Transcribe every line, keeping it exact.

> **GIVEN INFORMATION**:
(begin)

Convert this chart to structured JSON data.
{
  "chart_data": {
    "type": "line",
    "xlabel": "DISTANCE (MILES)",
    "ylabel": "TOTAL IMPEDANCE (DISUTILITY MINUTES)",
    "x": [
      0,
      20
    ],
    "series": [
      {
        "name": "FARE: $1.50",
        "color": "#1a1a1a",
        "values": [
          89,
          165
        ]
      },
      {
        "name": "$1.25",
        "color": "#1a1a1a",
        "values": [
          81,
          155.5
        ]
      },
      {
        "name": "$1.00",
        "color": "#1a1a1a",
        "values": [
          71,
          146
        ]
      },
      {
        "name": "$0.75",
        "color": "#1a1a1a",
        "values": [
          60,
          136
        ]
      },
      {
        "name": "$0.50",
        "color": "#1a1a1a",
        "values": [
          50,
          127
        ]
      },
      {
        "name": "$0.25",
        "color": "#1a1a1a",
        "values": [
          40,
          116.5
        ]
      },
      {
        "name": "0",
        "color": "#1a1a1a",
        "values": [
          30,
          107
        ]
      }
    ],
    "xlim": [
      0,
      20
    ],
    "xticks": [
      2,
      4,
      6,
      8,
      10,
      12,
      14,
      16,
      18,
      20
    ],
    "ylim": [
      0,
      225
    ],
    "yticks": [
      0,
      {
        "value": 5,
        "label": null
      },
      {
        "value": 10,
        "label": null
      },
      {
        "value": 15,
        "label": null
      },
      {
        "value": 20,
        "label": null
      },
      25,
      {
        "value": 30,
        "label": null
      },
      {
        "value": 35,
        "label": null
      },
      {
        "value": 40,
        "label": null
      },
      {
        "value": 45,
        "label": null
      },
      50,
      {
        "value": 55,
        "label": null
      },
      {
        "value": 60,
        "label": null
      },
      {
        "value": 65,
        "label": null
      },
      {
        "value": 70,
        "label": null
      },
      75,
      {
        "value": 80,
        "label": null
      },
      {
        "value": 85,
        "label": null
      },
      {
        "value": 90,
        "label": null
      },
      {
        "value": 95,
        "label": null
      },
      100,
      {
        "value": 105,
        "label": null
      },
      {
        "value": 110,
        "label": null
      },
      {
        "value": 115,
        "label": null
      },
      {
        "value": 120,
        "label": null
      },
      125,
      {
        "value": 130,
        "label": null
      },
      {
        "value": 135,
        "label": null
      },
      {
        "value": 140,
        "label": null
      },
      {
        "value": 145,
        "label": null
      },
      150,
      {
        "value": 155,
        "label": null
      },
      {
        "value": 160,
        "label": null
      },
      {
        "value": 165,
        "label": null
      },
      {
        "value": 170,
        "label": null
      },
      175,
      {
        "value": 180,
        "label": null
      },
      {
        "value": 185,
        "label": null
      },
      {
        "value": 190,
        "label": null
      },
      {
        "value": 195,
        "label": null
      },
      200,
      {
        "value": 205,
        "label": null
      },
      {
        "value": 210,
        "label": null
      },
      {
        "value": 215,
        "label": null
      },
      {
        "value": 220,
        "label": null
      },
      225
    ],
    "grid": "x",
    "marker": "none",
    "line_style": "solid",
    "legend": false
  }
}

(end)

> **RESULT OF THE EXERCISE**:
Convert this chart to structured JSON data.
{
  "chart_data": {
    "type": "line",
    "xlabel": "DISTANCE (MILES)",
    "ylabel": "TOTAL IMPEDANCE (DISUTILITY MINUTES)",
    "x": [
      0,
      20
    ],
    "series": [
      {
        "name": "FARE: $1.50",
        "color": "#1a1a1a",
        "values": [
          89,
          165
        ]
      },
      {
        "name": "$1.25",
        "color": "#1a1a1a",
        "values": [
          81,
          155.5
        ]
      },
      {
        "name": "$1.00",
        "color": "#1a1a1a",
        "values": [
          71,
          146
        ]
      },
      {
        "name": "$0.75",
        "color": "#1a1a1a",
        "values": [
          60,
          136
        ]
      },
      {
        "name": "$0.50",
        "color": "#1a1a1a",
        "values": [
          50,
          127
        ]
      },
      {
        "name": "$0.25",
        "color": "#1a1a1a",
        "values": [
          40,
          116.5
        ]
      },
      {
        "name": "0",
        "color": "#1a1a1a",
        "values": [
          30,
          107
        ]
      }
    ],
    "xlim": [
      0,
      20
    ],
    "xticks": [
      2,
      4,
      6,
      8,
      10,
      12,
      14,
      16,
      18,
      20
    ],
    "ylim": [
      0,
      225
    ],
    "yticks": [
      0,
      {
        "value": 5,
        "label": null
      },
      {
        "value": 10,
        "label": null
      },
      {
        "value": 15,
        "label": null
      },
      {
        "value": 20,
        "label": null
      },
      25,
      {
        "value": 30,
        "label": null
      },
      {
        "value": 35,
        "label": null
      },
      {
        "value": 40,
        "label": null
      },
      {
        "value": 45,
        "label": null
      },
      50,
      {
        "value": 55,
        "label": null
      },
      {
        "value": 60,
        "label": null
      },
      {
        "value": 65,
        "label": null
      },
      {
        "value": 70,
        "label": null
      },
      75,
      {
        "value": 80,
        "label": null
      },
      {
        "value": 85,
        "label": null
      },
      {
        "value": 90,
        "label": null
      },
      {
        "value": 95,
        "label": null
      },
      100,
      {
        "value": 105,
        "label": null
      },
      {
        "value": 110,
        "label": null
      },
      {
        "value": 115,
        "label": null
      },
      {
        "value": 120,
        "label": null
      },
      125,
      {
        "value": 130,
        "label": null
      },
      {
        "value": 135,
        "label": null
      },
      {
        "value": 140,
        "label": null
      },
      {
        "value": 145,
        "label": null
      },
      150,
      {
        "value": 155,
        "label": null
      },
      {
        "value": 160,
        "label": null
      },
      {
        "value": 165,
        "label": null
      },
      {
        "value": 170,
        "label": null
      },
      175,
      {
        "value": 180,
        "label": null
      },
      {
        "value": 185,
        "label": null
      },
      {
        "value": 190,
        "label": null
      },
      {
        "value": 195,
        "label": null
      },
      200,
      {
        "value": 205,
        "label": null
      },
      {
        "value": 210,
        "label": null
      },
      {
        "value": 215,
        "label": null
      },
      {
        "value": 220,
        "label": null
      },
      225
    ],
    "grid": "x",
    "marker": "none",
    "line_style": "solid",
    "legend": false
  }
}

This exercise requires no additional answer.